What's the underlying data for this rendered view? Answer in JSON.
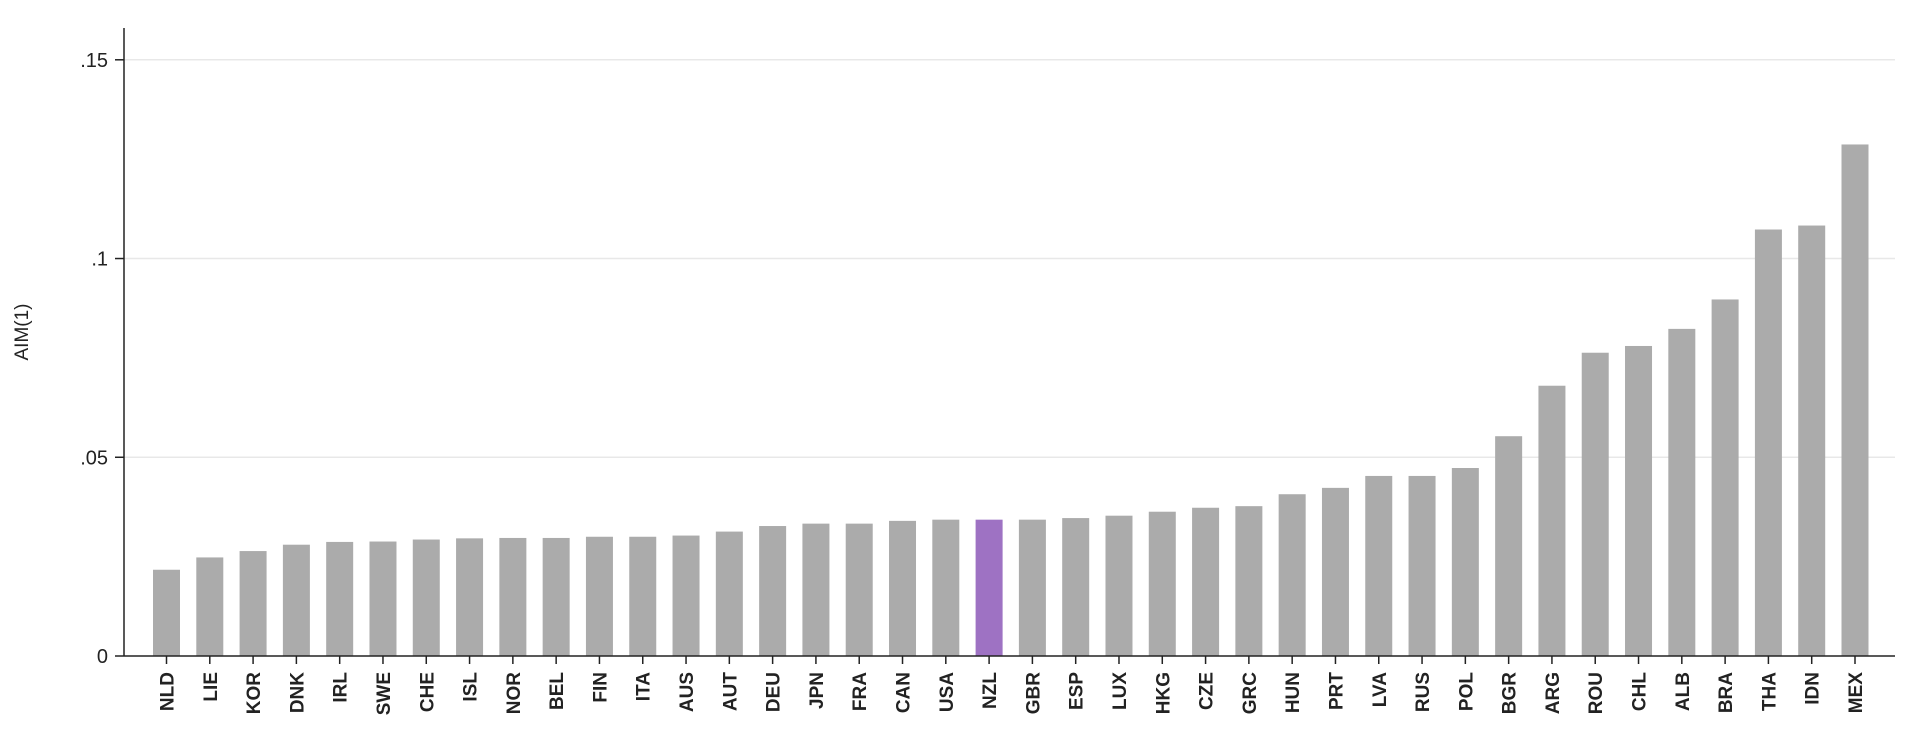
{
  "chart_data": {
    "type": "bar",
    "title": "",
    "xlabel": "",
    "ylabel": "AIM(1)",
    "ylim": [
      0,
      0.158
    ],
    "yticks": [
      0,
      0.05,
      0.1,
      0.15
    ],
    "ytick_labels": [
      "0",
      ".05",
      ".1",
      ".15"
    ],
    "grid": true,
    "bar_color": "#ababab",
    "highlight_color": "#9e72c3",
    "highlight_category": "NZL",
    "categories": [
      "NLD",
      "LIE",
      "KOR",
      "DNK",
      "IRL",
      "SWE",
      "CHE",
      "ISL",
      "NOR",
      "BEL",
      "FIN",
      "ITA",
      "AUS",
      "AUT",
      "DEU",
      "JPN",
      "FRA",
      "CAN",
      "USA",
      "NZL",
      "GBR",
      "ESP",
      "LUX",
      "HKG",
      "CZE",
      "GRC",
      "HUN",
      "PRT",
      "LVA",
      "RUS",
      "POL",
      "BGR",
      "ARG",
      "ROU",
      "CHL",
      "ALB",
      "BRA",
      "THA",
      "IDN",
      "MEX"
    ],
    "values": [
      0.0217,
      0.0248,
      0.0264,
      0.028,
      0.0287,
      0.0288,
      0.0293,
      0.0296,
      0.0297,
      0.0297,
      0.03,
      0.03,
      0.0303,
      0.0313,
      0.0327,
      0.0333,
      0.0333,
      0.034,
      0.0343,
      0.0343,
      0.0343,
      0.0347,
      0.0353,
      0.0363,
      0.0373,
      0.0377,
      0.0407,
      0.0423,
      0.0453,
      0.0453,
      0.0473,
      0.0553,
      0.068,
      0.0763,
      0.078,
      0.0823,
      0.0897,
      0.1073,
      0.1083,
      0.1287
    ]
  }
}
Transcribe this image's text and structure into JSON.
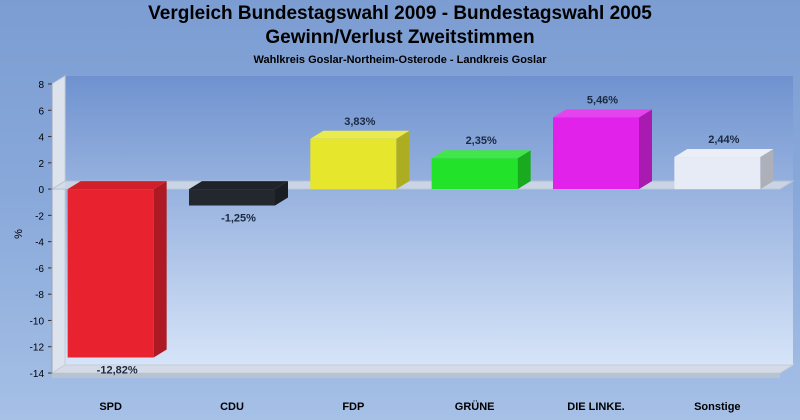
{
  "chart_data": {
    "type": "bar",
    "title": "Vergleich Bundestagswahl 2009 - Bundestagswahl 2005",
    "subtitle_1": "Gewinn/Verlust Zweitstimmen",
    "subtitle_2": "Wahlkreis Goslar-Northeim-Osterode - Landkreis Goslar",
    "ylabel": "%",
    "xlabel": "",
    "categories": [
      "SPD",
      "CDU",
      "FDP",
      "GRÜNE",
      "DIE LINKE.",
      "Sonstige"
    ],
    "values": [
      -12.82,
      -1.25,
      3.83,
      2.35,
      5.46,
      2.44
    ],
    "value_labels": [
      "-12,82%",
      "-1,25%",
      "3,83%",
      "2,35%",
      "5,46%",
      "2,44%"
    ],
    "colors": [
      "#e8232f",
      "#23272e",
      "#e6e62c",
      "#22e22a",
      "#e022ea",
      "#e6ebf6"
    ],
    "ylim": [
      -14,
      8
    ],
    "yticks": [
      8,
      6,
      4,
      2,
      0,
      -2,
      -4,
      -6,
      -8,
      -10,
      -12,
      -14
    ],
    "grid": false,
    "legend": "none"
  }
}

==

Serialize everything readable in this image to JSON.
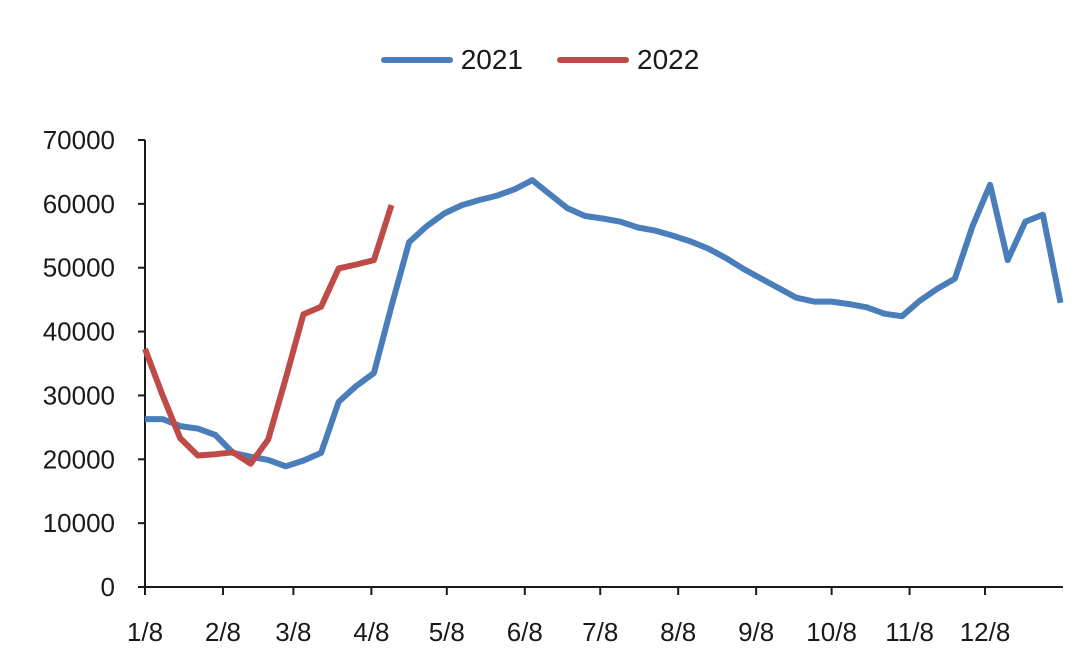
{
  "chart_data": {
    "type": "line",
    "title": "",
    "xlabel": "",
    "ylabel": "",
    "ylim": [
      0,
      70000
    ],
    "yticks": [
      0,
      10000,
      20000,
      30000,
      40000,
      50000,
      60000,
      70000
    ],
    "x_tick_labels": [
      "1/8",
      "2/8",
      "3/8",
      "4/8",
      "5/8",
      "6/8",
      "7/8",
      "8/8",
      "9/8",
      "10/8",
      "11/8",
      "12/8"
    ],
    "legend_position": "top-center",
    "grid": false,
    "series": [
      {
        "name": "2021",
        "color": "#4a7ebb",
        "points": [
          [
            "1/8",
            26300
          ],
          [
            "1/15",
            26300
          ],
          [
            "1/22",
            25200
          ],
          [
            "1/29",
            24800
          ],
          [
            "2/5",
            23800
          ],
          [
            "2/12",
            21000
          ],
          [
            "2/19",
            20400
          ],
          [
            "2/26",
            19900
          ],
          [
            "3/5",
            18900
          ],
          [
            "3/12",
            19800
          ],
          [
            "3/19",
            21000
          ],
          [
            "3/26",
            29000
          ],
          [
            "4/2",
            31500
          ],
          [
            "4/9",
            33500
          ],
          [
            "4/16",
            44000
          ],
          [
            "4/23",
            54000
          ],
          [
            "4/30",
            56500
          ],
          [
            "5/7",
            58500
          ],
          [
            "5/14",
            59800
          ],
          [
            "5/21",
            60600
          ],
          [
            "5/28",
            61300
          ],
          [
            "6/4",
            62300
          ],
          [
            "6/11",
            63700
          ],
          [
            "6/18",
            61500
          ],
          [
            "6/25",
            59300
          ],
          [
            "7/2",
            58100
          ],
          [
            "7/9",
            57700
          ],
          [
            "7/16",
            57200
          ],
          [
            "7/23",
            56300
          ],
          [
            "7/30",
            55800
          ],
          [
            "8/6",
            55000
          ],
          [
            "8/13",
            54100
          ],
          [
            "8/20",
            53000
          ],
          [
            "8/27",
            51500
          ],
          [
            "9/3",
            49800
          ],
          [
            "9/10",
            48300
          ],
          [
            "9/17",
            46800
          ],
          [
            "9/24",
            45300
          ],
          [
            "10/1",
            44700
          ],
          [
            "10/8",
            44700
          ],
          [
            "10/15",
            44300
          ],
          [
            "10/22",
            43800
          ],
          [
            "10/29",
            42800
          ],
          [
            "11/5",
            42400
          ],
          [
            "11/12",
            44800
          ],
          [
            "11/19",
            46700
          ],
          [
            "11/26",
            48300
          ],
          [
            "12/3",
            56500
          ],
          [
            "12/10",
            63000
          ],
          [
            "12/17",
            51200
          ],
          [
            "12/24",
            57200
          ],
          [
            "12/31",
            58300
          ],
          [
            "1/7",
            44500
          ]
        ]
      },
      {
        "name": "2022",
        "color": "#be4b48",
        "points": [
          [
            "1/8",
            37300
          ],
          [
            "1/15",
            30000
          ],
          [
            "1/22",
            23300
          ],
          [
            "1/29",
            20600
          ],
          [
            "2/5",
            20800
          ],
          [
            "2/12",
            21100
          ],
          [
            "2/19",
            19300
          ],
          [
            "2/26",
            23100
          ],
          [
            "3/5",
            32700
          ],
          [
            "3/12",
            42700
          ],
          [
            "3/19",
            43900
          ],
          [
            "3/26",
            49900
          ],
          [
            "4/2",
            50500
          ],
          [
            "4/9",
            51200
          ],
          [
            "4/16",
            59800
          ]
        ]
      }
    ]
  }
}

* [WHAT THE TASK REQUIRES]
Where a line contains the string "JSON", extract that line.

* [RESPONSE TO THIS EXERCISE]
What's the underlying data for this rendered view? Answer in JSON.
Transcribe this image's text and structure into JSON.
Serialize everything readable in this image to JSON.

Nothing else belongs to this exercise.